=== WRITTEN PROBLEM ===
Gather all lines containing the string "this" and copy them out.

Excerpts from a figure dataset:
__________

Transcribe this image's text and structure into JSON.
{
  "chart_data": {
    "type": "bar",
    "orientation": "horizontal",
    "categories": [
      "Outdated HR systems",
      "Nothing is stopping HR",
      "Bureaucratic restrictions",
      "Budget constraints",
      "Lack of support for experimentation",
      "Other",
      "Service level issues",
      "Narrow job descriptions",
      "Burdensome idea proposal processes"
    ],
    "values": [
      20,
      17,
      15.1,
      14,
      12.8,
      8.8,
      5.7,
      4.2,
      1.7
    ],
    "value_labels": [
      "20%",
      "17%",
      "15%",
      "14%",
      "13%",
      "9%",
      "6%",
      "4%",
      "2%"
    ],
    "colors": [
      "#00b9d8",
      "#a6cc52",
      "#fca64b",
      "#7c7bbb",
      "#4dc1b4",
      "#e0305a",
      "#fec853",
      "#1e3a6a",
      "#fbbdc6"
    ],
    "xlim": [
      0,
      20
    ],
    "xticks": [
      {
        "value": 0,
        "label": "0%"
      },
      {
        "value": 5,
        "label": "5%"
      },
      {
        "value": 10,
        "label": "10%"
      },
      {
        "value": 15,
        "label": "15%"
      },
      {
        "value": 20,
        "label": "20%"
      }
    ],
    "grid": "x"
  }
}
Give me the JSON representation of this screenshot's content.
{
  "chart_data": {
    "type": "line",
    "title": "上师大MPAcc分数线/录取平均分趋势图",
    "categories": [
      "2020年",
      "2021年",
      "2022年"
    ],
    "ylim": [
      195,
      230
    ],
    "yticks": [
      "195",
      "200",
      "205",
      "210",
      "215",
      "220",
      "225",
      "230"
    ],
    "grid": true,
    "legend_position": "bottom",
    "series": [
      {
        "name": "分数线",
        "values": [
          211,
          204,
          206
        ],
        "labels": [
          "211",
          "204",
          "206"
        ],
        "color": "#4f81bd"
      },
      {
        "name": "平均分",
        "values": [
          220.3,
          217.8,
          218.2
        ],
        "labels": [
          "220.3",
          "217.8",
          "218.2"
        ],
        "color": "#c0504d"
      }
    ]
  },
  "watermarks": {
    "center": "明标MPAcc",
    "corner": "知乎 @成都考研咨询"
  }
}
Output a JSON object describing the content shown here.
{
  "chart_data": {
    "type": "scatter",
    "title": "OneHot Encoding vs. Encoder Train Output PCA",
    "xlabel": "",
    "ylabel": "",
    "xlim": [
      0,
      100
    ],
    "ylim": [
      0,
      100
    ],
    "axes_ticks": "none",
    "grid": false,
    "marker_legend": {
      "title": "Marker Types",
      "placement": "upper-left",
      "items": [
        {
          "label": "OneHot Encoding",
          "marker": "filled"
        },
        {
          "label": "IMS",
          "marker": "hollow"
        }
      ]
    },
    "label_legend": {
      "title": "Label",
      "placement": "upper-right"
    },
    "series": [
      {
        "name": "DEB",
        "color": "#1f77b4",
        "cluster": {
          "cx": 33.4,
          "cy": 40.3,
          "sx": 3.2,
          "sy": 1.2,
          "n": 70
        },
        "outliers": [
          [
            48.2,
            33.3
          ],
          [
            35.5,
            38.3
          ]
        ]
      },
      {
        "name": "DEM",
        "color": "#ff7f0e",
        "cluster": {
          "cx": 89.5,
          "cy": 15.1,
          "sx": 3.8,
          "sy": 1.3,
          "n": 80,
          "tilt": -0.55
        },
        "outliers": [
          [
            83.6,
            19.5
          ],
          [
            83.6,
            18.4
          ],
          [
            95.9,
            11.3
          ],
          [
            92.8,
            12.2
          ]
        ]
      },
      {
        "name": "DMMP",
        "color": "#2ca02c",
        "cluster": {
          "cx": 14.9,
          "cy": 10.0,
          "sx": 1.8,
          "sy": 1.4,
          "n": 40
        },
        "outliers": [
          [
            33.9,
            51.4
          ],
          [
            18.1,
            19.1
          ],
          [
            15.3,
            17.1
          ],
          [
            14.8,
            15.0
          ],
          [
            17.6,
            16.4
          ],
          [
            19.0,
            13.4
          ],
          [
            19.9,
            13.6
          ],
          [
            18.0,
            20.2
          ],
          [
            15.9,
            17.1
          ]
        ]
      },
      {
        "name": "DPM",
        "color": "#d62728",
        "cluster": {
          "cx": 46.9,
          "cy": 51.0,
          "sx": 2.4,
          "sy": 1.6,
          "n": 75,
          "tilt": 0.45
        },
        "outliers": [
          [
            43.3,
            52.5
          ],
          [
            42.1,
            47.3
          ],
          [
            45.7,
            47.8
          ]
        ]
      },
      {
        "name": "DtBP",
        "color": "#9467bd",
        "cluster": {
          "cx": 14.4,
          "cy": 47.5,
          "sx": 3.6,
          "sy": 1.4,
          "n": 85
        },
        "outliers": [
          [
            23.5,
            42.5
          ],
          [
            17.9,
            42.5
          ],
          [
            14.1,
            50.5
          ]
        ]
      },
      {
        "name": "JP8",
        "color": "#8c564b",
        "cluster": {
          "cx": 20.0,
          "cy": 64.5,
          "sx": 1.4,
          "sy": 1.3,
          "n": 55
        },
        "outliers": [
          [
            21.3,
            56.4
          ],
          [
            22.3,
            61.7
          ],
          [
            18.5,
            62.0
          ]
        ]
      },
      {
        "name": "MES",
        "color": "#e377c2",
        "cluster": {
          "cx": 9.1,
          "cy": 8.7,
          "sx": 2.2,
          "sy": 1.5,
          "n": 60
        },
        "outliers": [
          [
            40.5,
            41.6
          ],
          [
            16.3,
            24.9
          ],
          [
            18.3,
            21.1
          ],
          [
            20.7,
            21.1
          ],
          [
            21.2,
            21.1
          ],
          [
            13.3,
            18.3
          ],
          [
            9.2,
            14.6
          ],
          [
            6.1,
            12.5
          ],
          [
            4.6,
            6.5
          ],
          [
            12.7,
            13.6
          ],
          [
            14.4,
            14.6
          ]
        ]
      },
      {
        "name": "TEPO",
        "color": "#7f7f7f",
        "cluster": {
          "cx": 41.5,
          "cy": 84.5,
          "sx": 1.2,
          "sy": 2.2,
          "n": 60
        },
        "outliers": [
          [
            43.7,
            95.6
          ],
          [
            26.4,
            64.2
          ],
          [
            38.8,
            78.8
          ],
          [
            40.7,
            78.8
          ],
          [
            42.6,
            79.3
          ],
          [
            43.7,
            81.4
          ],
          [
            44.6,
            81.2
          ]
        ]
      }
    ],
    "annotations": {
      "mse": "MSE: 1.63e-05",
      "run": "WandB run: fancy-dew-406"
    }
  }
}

__________

=== RESPONSE TO THE EXERCISE ===
Transcribe this image's text and structure into JSON.
Give me the JSON representation of this screenshot's content.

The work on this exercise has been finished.